### Dataset content ###

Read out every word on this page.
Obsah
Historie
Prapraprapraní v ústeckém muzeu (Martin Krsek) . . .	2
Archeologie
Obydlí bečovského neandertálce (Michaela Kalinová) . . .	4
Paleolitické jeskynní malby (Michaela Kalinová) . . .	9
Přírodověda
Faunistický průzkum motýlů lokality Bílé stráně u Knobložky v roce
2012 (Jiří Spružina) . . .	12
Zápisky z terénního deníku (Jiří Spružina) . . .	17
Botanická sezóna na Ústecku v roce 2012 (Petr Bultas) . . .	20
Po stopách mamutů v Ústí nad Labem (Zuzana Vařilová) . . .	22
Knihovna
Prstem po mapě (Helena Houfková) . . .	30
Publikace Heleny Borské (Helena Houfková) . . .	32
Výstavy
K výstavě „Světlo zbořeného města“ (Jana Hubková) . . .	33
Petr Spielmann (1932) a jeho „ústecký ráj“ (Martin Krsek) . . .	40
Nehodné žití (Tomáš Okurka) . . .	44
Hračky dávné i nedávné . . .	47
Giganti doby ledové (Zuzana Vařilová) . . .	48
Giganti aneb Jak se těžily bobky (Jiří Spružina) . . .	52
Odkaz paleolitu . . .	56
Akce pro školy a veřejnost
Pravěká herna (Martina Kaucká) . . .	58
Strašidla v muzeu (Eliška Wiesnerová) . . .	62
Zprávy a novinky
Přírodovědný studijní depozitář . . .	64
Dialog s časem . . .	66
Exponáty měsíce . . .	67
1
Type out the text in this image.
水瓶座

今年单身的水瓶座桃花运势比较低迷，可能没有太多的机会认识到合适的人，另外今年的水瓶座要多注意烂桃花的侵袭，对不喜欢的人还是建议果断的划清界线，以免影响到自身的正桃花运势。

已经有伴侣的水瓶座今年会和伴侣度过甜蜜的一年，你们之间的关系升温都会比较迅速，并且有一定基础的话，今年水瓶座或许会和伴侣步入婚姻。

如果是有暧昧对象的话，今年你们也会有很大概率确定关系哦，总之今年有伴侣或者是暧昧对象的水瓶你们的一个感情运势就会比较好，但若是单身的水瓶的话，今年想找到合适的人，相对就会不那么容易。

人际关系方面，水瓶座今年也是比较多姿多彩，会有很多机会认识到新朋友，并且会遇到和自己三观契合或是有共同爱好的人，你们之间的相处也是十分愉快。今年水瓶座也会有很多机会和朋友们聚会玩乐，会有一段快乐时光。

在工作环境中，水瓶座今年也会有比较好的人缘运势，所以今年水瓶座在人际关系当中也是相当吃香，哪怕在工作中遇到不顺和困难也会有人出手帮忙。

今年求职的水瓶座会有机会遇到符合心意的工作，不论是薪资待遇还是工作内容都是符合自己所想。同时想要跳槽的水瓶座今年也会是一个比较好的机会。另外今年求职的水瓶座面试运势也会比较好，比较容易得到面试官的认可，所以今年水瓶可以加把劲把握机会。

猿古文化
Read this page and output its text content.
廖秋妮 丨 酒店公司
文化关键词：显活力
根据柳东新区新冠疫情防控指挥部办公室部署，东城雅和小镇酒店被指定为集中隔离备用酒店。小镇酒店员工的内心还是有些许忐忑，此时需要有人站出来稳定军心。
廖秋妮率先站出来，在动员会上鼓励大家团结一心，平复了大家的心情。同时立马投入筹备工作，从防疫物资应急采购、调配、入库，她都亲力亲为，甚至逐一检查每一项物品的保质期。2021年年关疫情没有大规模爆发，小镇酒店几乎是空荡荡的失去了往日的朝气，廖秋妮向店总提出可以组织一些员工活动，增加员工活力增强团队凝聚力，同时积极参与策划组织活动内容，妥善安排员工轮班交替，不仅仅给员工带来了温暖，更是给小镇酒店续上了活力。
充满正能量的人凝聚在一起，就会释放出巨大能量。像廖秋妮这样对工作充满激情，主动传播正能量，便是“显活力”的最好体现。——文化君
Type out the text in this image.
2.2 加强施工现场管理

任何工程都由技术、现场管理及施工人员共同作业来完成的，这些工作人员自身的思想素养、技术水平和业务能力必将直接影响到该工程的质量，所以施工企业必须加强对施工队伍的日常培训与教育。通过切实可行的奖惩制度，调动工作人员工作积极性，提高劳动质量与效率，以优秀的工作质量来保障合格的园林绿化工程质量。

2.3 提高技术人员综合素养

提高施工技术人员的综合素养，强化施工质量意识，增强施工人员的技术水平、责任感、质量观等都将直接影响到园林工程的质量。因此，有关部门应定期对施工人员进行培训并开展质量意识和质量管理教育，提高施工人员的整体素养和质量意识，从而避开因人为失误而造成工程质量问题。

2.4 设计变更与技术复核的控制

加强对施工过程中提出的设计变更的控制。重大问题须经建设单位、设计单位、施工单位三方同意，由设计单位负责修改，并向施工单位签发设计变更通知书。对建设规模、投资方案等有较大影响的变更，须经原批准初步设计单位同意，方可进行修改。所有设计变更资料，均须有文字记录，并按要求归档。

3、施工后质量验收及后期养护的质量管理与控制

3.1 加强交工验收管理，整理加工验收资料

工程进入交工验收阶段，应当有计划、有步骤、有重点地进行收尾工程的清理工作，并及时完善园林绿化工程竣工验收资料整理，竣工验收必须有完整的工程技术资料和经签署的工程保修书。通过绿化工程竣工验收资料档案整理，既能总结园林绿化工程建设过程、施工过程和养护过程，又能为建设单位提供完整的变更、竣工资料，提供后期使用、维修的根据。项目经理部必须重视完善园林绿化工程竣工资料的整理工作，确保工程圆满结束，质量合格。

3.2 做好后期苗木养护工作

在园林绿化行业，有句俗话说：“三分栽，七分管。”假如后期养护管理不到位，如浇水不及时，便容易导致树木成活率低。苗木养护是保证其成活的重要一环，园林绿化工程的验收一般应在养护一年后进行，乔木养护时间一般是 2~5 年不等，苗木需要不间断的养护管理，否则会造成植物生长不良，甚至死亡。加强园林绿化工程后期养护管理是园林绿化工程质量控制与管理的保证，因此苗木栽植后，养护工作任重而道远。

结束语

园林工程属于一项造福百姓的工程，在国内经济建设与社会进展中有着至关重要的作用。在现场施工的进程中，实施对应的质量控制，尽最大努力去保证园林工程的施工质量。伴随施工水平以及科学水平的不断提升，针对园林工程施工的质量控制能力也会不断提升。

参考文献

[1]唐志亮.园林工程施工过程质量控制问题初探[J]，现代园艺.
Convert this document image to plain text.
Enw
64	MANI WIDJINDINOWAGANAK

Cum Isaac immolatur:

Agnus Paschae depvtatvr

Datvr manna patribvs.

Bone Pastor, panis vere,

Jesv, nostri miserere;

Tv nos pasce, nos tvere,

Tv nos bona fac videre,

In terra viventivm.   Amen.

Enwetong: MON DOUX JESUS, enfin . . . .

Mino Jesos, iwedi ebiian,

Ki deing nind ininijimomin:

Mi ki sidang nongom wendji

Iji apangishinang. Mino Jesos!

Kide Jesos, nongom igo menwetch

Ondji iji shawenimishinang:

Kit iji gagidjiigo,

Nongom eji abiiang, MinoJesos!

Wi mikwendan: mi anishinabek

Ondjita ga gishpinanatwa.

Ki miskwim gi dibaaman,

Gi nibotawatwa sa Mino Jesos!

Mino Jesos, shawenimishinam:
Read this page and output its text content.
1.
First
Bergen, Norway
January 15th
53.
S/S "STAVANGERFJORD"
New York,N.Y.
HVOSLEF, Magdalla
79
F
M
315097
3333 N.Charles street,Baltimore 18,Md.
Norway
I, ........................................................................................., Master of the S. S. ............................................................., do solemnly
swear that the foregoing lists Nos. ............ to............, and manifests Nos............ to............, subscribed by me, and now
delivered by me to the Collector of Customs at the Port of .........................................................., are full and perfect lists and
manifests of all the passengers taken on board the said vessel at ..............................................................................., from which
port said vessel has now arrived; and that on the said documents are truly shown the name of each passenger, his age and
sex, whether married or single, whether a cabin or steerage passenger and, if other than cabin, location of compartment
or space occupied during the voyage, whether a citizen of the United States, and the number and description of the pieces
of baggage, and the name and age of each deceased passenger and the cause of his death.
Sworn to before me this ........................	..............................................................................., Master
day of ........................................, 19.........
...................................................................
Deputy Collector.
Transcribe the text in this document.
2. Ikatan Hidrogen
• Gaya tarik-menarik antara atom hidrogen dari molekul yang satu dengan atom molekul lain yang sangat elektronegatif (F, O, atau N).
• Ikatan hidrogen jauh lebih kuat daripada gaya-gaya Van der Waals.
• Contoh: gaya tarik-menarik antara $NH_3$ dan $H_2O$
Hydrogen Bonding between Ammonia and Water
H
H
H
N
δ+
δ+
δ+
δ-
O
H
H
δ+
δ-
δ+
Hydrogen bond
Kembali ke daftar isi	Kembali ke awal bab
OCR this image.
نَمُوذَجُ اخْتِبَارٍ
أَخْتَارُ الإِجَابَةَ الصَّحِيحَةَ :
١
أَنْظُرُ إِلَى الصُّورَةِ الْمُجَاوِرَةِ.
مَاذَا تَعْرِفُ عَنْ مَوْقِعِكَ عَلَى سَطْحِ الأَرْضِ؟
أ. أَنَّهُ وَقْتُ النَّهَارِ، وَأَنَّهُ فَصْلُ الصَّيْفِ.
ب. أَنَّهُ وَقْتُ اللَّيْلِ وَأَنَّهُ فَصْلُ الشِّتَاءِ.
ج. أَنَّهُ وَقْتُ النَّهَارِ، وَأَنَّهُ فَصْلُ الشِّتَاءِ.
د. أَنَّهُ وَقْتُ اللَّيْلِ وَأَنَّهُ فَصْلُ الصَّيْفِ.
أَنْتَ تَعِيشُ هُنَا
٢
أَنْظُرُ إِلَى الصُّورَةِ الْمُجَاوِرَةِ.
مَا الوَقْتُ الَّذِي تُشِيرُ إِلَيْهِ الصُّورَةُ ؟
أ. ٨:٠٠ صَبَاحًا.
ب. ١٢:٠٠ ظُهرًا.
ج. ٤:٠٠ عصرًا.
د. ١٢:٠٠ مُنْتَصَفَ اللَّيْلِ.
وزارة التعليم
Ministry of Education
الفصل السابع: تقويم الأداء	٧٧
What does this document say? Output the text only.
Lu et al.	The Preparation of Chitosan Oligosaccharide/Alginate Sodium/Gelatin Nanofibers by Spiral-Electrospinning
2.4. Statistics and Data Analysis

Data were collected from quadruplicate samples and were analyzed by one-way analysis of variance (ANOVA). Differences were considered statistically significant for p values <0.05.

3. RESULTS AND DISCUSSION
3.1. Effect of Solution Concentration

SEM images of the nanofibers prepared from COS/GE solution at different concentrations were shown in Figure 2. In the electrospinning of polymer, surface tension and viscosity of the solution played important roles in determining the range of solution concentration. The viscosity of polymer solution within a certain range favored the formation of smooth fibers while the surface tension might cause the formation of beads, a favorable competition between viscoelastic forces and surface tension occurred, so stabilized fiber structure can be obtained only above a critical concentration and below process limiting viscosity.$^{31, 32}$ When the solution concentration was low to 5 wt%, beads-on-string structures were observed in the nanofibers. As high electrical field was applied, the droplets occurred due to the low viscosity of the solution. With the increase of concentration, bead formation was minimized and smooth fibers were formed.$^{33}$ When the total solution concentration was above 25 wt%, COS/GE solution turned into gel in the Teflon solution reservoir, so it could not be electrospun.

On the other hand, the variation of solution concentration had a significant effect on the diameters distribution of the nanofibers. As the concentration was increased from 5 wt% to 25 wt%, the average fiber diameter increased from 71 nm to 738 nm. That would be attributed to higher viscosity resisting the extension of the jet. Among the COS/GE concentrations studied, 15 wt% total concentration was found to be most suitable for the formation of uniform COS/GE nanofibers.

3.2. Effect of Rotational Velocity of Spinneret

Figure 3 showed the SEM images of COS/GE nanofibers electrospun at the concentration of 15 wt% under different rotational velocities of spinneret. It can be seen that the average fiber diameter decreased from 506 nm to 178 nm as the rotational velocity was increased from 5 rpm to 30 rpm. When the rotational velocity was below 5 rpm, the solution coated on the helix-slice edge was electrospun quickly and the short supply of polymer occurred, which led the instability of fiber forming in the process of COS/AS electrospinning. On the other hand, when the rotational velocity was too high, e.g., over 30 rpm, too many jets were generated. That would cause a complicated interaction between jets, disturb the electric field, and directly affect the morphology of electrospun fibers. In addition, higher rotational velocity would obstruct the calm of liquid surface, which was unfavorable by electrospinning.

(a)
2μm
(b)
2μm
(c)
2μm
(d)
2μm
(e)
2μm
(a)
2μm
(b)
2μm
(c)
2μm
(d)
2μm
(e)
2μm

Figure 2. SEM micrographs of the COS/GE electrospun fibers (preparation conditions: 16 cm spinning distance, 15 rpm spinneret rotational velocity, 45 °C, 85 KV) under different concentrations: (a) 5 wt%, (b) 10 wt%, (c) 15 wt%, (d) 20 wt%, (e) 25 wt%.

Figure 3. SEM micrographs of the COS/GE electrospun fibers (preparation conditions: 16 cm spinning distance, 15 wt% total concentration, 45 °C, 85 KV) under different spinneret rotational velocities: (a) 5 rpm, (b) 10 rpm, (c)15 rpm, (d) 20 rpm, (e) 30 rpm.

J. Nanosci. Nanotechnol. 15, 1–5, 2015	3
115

###

• [Exercise goal]: Copy each line above that contains the string "antara".

• [Exercise solution]:
• Gaya tarik-menarik antara atom hidrogen dari molekul yang satu dengan atom molekul lain yang sangat elektronegatif (F, O, atau N).
• Contoh: gaya tarik-menarik antara $NH_3$ dan $H_2O$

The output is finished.